-- begin Task data --

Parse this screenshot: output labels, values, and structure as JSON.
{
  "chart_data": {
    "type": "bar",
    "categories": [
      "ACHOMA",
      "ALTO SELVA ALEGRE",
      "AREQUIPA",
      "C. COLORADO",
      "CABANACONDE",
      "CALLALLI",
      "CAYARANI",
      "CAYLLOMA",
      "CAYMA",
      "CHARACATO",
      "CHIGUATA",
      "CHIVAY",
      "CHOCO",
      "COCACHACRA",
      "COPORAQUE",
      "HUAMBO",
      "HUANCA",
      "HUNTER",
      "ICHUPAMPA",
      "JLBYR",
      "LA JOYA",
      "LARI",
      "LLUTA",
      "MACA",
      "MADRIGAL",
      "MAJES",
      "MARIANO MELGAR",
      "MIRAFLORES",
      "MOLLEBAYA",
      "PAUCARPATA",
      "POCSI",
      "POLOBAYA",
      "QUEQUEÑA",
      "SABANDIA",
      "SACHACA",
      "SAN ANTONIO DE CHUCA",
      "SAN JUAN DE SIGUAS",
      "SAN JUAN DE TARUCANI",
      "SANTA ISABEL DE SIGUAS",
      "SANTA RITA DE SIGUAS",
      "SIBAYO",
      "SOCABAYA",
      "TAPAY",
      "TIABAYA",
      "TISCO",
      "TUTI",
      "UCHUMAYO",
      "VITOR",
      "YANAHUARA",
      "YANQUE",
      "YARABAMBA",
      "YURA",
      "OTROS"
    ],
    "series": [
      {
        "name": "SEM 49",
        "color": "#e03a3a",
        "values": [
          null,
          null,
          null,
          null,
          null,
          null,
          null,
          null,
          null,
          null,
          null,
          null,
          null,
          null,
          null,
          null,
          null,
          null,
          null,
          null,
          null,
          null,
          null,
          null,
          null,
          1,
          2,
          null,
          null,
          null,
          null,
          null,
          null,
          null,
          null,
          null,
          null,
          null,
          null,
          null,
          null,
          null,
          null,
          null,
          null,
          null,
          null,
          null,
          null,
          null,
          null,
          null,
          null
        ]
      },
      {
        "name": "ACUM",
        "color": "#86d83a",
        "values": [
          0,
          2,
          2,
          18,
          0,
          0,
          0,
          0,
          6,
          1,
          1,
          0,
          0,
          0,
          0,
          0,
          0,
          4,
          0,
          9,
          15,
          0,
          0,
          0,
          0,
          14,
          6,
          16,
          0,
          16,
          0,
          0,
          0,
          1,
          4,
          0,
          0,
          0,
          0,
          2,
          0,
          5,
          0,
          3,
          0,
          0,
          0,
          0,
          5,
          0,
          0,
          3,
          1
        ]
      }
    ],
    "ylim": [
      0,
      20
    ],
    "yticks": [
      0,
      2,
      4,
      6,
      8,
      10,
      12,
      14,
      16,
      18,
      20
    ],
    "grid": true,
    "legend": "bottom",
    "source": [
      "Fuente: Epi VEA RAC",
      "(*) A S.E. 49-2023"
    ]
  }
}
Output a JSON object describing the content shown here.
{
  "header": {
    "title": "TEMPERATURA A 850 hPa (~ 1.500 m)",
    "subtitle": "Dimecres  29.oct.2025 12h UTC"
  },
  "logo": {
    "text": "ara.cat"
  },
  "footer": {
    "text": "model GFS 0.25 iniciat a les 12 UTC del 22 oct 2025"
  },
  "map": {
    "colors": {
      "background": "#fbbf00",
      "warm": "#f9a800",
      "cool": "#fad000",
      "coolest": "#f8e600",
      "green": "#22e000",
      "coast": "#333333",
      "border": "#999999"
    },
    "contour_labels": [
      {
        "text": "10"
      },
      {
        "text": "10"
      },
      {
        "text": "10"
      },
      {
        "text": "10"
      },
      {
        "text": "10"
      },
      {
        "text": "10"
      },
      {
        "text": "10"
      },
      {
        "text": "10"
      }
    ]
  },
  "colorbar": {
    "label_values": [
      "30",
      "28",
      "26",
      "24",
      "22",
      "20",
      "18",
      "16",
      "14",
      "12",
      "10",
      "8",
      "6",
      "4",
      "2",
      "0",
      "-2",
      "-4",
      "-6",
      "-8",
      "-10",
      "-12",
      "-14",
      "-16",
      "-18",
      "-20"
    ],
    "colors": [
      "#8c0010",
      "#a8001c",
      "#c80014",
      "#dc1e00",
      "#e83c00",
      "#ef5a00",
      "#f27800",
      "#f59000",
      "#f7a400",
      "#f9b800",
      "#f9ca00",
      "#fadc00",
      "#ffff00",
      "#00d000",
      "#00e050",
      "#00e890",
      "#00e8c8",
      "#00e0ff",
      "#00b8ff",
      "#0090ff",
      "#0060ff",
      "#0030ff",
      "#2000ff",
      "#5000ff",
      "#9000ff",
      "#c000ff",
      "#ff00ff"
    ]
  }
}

-- end Task data --

• Task requirements:
Which lines in the records above contain the string "SIGUAS"? Copy each one.

• Solution for this exercise:
      "SAN JUAN DE SIGUAS",
      "SANTA ISABEL DE SIGUAS",
      "SANTA RITA DE SIGUAS",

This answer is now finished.